+++ PROVIDED DATA

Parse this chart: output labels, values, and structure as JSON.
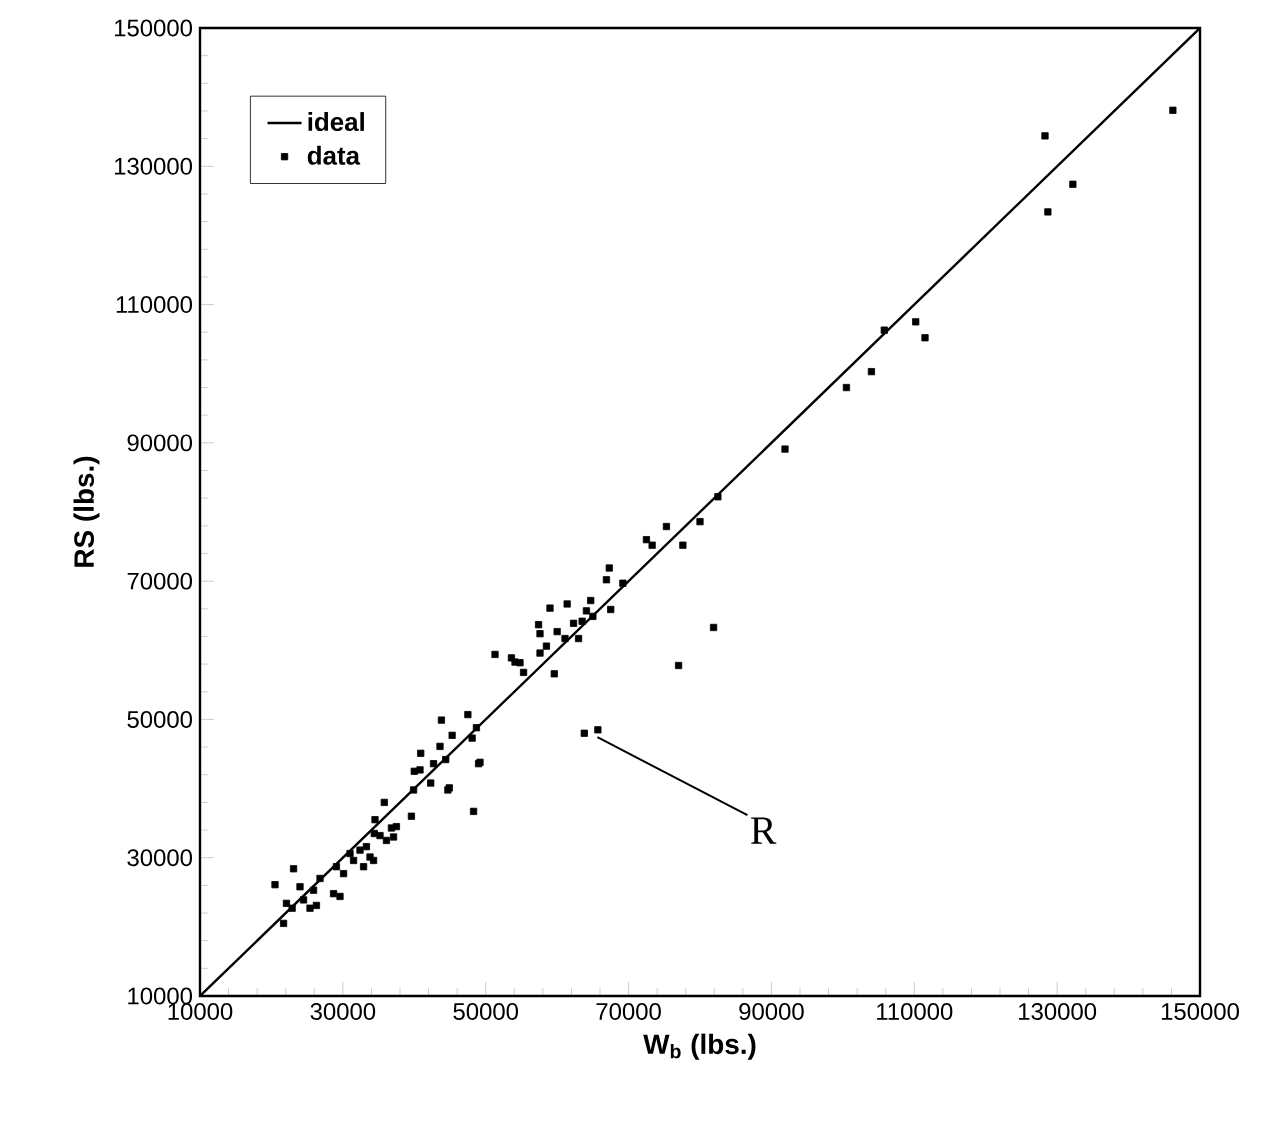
{
  "chart_data": {
    "type": "scatter",
    "xlabel": "W$_{b}$ (lbs.)",
    "ylabel": "RS (lbs.)",
    "xlim": [
      10000,
      150000
    ],
    "ylim": [
      10000,
      150000
    ],
    "xticks": [
      10000,
      30000,
      50000,
      70000,
      90000,
      110000,
      130000,
      150000
    ],
    "yticks": [
      10000,
      30000,
      50000,
      70000,
      90000,
      110000,
      130000,
      150000
    ],
    "legend": "top left",
    "grid": false,
    "marker": "square",
    "annotations": [
      {
        "text": "R",
        "x": 64800,
        "y": 48300
      }
    ],
    "series": [
      {
        "name": "ideal",
        "type": "line",
        "color": "#000000",
        "line_style": "solid",
        "marker": "none",
        "x": [
          10000,
          150000
        ],
        "values": [
          10000,
          150000
        ]
      },
      {
        "name": "data",
        "color": "#000000",
        "x": [
          146200,
          128300,
          132200,
          128700,
          110200,
          111500,
          105800,
          104000,
          100500,
          91900,
          81900,
          77000,
          65700,
          63800,
          75300,
          72500,
          73300,
          77600,
          80000,
          82500,
          67300,
          66900,
          69200,
          59000,
          61400,
          64700,
          64100,
          57400,
          57600,
          60000,
          61100,
          62300,
          63500,
          63000,
          67500,
          65000,
          57600,
          58500,
          59600,
          55300,
          54800,
          51300,
          53600,
          54100,
          47500,
          43800,
          48700,
          45300,
          48100,
          49200,
          48300,
          44900,
          42300,
          40000,
          40900,
          43600,
          44400,
          35800,
          39600,
          36800,
          34500,
          23100,
          20500,
          24000,
          22100,
          24500,
          25900,
          21700,
          22900,
          25400,
          26300,
          26800,
          29100,
          30100,
          28700,
          29600,
          31500,
          32400,
          31000,
          33300,
          34400,
          33800,
          32900,
          35200,
          36100,
          37100,
          39900,
          37500,
          34300,
          44700,
          49000,
          40800,
          42700
        ],
        "values": [
          138100,
          134400,
          127400,
          123400,
          107500,
          105200,
          106300,
          100300,
          98000,
          89100,
          63300,
          57800,
          48500,
          48000,
          77900,
          76000,
          75200,
          75200,
          78600,
          82200,
          71900,
          70200,
          69700,
          66100,
          66700,
          67200,
          65700,
          63700,
          62400,
          62700,
          61700,
          63900,
          64200,
          61700,
          65900,
          64900,
          59600,
          60600,
          56600,
          56800,
          58200,
          59400,
          58900,
          58300,
          50700,
          49900,
          48800,
          47700,
          47300,
          43800,
          36700,
          40100,
          40800,
          42500,
          45100,
          46100,
          44200,
          38000,
          36000,
          34300,
          35500,
          28400,
          26100,
          25800,
          23400,
          23900,
          25300,
          20500,
          22700,
          22700,
          23100,
          27000,
          28700,
          27700,
          24800,
          24400,
          29600,
          31100,
          30600,
          31600,
          33500,
          30100,
          28700,
          33200,
          32500,
          33000,
          39800,
          34500,
          29600,
          39800,
          43600,
          42700,
          43600
        ]
      }
    ]
  }
}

++++++

▶ [THE REQUEST]:
Keep the pictures out of the copy and write out the data exactly as it stands.

▶ [FULL OUTPUT]:
Parse this chart: output labels, values, and structure as JSON.
{
  "chart_data": {
    "type": "scatter",
    "xlabel": "W$_{b}$ (lbs.)",
    "ylabel": "RS (lbs.)",
    "xlim": [
      10000,
      150000
    ],
    "ylim": [
      10000,
      150000
    ],
    "xticks": [
      10000,
      30000,
      50000,
      70000,
      90000,
      110000,
      130000,
      150000
    ],
    "yticks": [
      10000,
      30000,
      50000,
      70000,
      90000,
      110000,
      130000,
      150000
    ],
    "legend": "top left",
    "grid": false,
    "marker": "square",
    "annotations": [
      {
        "text": "R",
        "x": 64800,
        "y": 48300
      }
    ],
    "series": [
      {
        "name": "ideal",
        "type": "line",
        "color": "#000000",
        "line_style": "solid",
        "marker": "none",
        "x": [
          10000,
          150000
        ],
        "values": [
          10000,
          150000
        ]
      },
      {
        "name": "data",
        "color": "#000000",
        "x": [
          146200,
          128300,
          132200,
          128700,
          110200,
          111500,
          105800,
          104000,
          100500,
          91900,
          81900,
          77000,
          65700,
          63800,
          75300,
          72500,
          73300,
          77600,
          80000,
          82500,
          67300,
          66900,
          69200,
          59000,
          61400,
          64700,
          64100,
          57400,
          57600,
          60000,
          61100,
          62300,
          63500,
          63000,
          67500,
          65000,
          57600,
          58500,
          59600,
          55300,
          54800,
          51300,
          53600,
          54100,
          47500,
          43800,
          48700,
          45300,
          48100,
          49200,
          48300,
          44900,
          42300,
          40000,
          40900,
          43600,
          44400,
          35800,
          39600,
          36800,
          34500,
          23100,
          20500,
          24000,
          22100,
          24500,
          25900,
          21700,
          22900,
          25400,
          26300,
          26800,
          29100,
          30100,
          28700,
          29600,
          31500,
          32400,
          31000,
          33300,
          34400,
          33800,
          32900,
          35200,
          36100,
          37100,
          39900,
          37500,
          34300,
          44700,
          49000,
          40800,
          42700
        ],
        "values": [
          138100,
          134400,
          127400,
          123400,
          107500,
          105200,
          106300,
          100300,
          98000,
          89100,
          63300,
          57800,
          48500,
          48000,
          77900,
          76000,
          75200,
          75200,
          78600,
          82200,
          71900,
          70200,
          69700,
          66100,
          66700,
          67200,
          65700,
          63700,
          62400,
          62700,
          61700,
          63900,
          64200,
          61700,
          65900,
          64900,
          59600,
          60600,
          56600,
          56800,
          58200,
          59400,
          58900,
          58300,
          50700,
          49900,
          48800,
          47700,
          47300,
          43800,
          36700,
          40100,
          40800,
          42500,
          45100,
          46100,
          44200,
          38000,
          36000,
          34300,
          35500,
          28400,
          26100,
          25800,
          23400,
          23900,
          25300,
          20500,
          22700,
          22700,
          23100,
          27000,
          28700,
          27700,
          24800,
          24400,
          29600,
          31100,
          30600,
          31600,
          33500,
          30100,
          28700,
          33200,
          32500,
          33000,
          39800,
          34500,
          29600,
          39800,
          43600,
          42700,
          43600
        ]
      }
    ]
  }
}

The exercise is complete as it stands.